Your goal: Report the count of lines that carry the string "each", and add nothing.

(Data listing)
------------------------------------------------------------------------

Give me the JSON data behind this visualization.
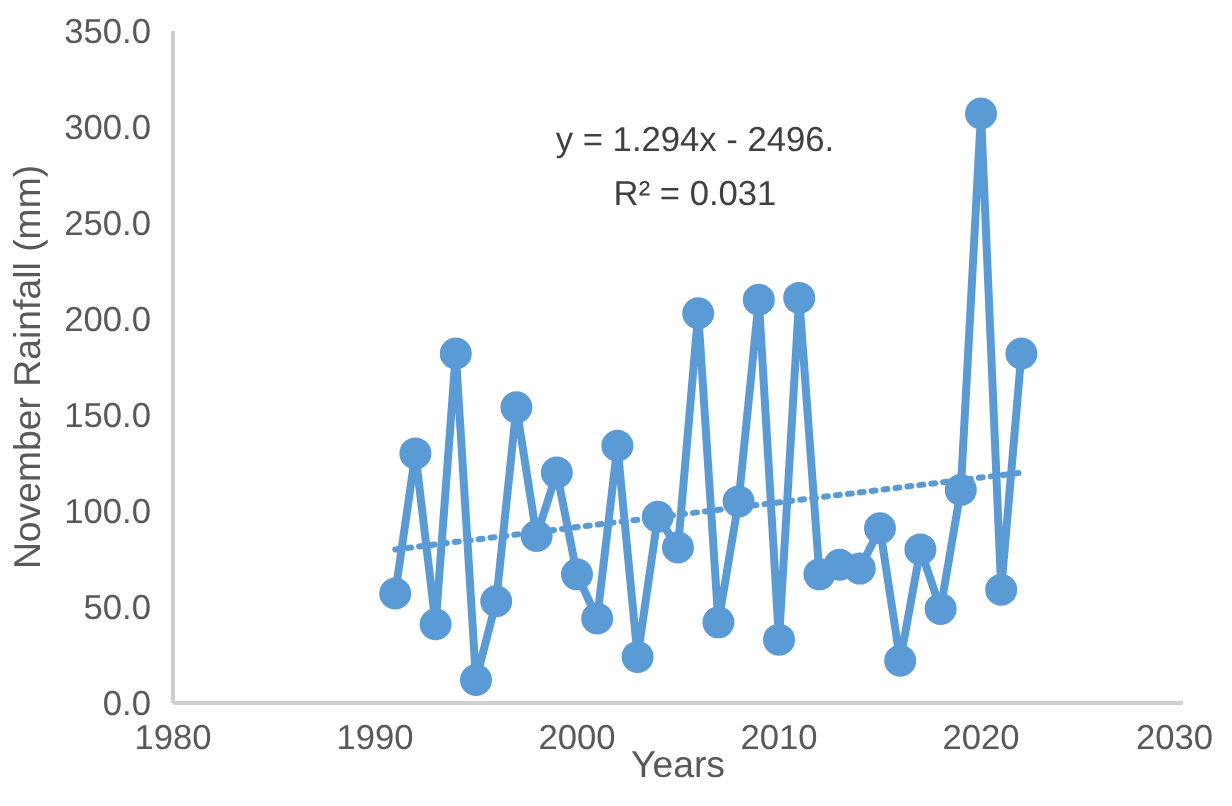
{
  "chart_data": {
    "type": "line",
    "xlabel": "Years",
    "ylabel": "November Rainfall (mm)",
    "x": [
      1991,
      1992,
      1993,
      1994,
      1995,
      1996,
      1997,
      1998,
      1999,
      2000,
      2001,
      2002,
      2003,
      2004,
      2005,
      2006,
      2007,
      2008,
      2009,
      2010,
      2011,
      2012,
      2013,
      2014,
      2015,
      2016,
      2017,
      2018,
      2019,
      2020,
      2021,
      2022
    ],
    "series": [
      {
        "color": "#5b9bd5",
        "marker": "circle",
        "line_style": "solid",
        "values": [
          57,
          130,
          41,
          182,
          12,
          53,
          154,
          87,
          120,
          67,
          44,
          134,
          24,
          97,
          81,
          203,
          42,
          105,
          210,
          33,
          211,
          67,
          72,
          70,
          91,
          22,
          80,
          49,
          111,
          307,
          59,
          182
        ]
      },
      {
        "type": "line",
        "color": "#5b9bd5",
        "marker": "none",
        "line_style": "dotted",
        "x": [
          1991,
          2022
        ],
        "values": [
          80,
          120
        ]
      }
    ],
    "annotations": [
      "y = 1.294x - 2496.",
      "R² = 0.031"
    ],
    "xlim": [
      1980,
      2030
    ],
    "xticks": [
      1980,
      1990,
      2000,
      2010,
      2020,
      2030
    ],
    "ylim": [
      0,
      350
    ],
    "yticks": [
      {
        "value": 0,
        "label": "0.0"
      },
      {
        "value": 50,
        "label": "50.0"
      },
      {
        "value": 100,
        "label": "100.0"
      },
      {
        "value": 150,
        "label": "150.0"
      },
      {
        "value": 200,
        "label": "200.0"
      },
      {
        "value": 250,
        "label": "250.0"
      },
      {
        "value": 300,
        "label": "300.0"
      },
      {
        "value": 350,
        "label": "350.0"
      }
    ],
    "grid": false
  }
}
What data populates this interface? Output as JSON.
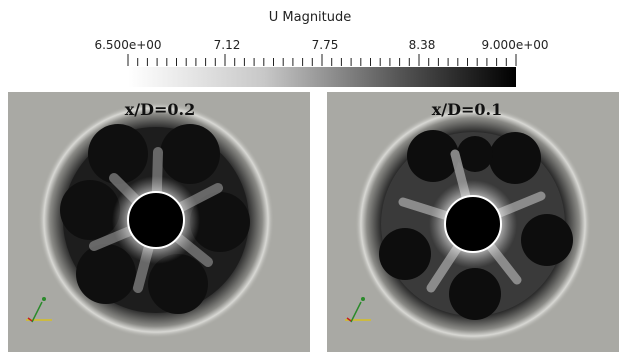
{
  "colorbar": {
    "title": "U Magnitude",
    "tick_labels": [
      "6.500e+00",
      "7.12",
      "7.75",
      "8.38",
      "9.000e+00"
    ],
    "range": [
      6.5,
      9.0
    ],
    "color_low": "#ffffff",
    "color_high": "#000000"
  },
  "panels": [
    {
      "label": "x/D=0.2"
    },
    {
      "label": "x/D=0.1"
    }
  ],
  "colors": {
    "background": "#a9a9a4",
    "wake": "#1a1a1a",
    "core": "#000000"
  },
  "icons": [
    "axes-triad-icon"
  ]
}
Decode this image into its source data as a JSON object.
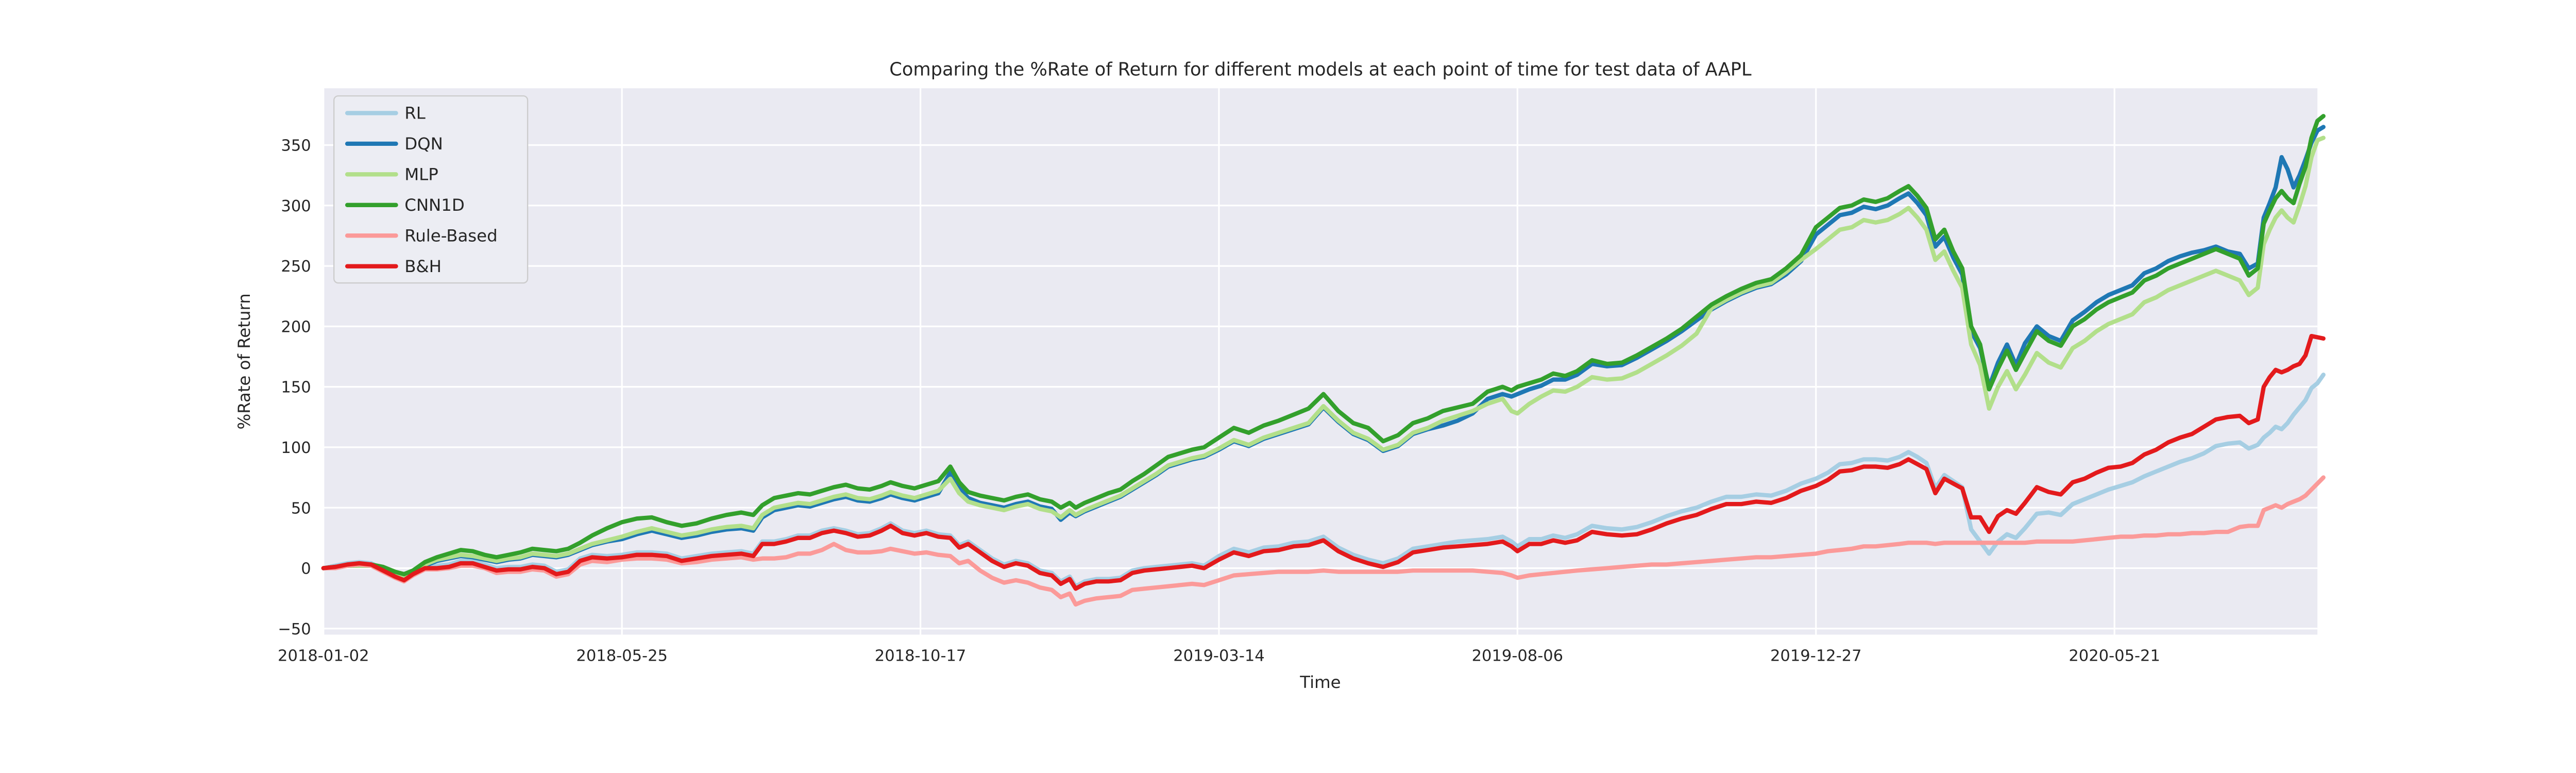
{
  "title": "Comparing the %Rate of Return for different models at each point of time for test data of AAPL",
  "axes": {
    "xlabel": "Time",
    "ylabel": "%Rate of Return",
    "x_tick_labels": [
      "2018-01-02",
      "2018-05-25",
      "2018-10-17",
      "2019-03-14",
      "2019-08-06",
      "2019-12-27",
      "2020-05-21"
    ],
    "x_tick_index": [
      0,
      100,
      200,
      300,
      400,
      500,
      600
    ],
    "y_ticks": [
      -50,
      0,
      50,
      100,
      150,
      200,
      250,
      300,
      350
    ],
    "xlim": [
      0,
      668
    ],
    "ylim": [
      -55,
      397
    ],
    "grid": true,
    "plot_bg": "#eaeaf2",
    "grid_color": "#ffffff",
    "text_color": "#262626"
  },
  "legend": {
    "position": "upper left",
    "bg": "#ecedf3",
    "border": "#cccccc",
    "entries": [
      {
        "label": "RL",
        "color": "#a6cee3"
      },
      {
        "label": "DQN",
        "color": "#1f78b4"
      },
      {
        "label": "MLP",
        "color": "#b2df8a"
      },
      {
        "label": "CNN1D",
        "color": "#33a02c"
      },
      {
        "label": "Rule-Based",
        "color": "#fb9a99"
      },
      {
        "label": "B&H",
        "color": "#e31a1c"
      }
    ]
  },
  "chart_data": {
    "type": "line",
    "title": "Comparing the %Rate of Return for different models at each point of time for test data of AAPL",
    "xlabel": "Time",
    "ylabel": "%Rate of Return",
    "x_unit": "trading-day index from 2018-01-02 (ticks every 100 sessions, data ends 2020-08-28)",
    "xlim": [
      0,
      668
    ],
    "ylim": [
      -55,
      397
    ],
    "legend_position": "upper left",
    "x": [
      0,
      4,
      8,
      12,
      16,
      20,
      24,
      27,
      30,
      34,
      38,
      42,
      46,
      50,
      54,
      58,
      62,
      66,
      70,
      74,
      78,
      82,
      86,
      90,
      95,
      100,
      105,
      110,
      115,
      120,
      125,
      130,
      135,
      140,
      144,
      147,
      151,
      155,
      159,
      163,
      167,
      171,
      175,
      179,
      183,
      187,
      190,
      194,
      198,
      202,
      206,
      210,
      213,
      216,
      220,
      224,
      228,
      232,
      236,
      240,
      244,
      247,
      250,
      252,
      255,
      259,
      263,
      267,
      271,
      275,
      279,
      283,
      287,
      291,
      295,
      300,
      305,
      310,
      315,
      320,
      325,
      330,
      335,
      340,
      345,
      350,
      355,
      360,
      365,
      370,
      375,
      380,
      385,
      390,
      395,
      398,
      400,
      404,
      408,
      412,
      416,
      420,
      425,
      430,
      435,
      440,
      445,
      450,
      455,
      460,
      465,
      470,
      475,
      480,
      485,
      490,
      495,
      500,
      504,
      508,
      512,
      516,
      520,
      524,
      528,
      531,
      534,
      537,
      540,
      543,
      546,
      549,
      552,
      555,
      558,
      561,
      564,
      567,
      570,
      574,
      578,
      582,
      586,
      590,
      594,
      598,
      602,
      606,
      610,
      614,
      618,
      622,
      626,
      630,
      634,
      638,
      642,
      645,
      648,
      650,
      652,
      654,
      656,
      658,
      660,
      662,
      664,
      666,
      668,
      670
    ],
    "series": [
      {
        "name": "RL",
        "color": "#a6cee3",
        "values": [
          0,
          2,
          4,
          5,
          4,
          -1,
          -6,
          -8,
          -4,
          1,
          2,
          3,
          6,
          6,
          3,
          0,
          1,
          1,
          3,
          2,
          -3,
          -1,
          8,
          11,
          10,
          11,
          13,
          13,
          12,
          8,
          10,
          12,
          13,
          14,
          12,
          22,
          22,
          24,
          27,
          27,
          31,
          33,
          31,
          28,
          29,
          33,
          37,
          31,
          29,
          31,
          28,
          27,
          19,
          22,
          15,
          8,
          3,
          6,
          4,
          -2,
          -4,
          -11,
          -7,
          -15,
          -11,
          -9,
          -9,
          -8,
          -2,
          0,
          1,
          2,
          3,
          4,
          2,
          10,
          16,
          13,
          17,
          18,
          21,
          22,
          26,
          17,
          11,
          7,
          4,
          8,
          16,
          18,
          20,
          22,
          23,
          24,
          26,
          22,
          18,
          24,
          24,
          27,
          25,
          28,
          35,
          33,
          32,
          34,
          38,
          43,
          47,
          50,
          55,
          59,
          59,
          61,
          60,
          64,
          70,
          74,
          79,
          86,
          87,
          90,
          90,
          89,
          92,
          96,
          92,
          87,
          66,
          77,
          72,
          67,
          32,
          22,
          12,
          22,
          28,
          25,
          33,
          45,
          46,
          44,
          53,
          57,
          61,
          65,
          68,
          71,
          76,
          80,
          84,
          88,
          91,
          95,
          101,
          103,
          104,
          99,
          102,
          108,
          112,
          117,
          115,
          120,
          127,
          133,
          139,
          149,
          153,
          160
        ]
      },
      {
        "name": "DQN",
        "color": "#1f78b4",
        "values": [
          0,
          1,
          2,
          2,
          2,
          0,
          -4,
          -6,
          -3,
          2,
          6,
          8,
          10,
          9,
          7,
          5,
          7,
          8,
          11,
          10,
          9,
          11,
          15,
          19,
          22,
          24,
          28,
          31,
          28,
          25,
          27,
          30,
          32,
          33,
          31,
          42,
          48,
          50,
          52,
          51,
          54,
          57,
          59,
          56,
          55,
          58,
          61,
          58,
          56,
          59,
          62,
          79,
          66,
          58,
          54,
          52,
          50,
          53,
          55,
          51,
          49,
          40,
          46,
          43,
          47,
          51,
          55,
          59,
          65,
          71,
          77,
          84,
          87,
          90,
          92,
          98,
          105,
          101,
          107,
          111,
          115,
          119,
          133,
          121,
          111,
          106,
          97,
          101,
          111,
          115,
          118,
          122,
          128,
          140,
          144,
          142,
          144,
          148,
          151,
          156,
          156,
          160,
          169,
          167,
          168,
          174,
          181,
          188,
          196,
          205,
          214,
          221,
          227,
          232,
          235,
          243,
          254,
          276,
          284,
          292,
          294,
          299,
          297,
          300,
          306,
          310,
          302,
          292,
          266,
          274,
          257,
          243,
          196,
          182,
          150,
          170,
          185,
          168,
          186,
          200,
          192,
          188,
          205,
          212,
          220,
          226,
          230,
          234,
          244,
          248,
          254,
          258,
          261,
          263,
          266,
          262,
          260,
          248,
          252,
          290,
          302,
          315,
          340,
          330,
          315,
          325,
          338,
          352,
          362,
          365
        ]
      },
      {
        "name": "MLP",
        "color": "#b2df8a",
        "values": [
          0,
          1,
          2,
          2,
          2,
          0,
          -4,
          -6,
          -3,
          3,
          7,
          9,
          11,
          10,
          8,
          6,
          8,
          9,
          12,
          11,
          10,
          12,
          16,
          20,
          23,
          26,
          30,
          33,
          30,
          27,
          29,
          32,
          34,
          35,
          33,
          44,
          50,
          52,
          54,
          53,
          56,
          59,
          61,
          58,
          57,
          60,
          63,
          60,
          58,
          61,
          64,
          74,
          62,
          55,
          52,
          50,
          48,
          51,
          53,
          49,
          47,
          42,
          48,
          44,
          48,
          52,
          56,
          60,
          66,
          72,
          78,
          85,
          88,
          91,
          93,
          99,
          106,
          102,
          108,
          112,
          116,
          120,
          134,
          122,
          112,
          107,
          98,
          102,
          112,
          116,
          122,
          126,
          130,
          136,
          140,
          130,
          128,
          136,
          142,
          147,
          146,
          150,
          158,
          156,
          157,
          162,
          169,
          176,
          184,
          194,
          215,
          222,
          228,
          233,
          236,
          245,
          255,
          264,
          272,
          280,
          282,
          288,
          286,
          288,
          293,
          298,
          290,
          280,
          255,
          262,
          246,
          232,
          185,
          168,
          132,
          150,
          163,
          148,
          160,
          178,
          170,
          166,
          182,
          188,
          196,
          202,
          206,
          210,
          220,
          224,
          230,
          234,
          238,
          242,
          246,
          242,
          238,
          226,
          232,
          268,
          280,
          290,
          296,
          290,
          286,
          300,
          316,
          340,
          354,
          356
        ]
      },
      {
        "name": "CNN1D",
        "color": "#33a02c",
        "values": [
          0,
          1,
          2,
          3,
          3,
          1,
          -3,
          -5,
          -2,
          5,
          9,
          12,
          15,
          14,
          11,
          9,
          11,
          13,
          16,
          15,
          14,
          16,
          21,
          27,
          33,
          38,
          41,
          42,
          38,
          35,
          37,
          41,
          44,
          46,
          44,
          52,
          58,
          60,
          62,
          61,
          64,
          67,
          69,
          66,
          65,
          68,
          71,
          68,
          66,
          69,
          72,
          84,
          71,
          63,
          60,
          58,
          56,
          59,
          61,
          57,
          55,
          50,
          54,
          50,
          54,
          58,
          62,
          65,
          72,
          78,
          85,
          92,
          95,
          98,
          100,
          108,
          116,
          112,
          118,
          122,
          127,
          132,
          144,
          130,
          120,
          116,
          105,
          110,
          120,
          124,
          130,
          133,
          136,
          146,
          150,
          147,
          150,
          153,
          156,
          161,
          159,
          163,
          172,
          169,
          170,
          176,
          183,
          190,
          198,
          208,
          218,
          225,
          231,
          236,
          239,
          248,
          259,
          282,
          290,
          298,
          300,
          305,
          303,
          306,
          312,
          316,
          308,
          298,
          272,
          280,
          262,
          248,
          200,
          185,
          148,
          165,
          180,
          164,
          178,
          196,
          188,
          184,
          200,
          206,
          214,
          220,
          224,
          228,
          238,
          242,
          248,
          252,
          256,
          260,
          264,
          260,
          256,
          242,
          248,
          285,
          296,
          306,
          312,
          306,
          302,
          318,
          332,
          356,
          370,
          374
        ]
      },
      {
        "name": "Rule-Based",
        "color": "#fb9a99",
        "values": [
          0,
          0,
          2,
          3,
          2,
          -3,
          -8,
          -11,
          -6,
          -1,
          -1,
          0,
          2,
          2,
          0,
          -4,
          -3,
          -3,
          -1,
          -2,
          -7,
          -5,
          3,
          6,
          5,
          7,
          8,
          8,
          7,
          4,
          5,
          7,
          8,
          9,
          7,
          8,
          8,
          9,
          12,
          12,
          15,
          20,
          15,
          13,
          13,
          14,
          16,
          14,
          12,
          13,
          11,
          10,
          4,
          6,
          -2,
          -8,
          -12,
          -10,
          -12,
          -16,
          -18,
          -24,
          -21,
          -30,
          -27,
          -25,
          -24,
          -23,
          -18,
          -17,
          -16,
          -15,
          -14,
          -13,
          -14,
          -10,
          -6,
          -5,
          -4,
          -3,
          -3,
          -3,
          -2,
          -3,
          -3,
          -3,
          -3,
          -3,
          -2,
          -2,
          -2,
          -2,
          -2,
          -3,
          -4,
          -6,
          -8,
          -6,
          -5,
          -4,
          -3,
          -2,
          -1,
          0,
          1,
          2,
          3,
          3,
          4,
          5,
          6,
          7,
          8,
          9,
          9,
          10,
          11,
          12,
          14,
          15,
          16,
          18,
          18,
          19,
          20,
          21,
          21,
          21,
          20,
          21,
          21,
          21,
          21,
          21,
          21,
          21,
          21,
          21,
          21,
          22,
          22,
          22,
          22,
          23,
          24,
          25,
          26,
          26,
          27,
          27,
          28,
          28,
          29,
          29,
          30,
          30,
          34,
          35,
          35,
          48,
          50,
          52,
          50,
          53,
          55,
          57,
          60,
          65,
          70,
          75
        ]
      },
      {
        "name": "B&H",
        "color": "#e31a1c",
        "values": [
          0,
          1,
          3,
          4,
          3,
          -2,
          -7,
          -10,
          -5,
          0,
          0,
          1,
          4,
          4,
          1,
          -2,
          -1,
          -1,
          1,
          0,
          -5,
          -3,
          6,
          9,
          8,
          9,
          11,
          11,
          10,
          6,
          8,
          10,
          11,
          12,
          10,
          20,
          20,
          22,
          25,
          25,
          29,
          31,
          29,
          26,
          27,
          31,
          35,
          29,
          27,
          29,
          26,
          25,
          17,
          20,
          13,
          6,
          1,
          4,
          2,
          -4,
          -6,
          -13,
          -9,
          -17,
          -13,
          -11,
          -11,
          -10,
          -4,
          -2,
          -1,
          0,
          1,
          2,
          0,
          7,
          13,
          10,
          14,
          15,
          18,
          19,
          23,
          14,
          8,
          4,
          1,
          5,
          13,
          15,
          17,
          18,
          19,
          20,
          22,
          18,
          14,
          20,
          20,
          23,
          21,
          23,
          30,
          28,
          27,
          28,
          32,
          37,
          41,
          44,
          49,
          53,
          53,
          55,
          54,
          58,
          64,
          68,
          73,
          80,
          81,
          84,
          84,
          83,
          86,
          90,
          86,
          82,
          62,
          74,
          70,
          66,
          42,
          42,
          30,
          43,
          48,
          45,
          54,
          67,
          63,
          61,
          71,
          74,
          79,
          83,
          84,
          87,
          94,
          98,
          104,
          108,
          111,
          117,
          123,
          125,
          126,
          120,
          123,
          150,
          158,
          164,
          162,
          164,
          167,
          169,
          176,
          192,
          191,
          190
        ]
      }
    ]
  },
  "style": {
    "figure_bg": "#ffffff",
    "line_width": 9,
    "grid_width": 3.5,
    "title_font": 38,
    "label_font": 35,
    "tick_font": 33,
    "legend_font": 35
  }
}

------------------------------------------------------------------------

Solution: 2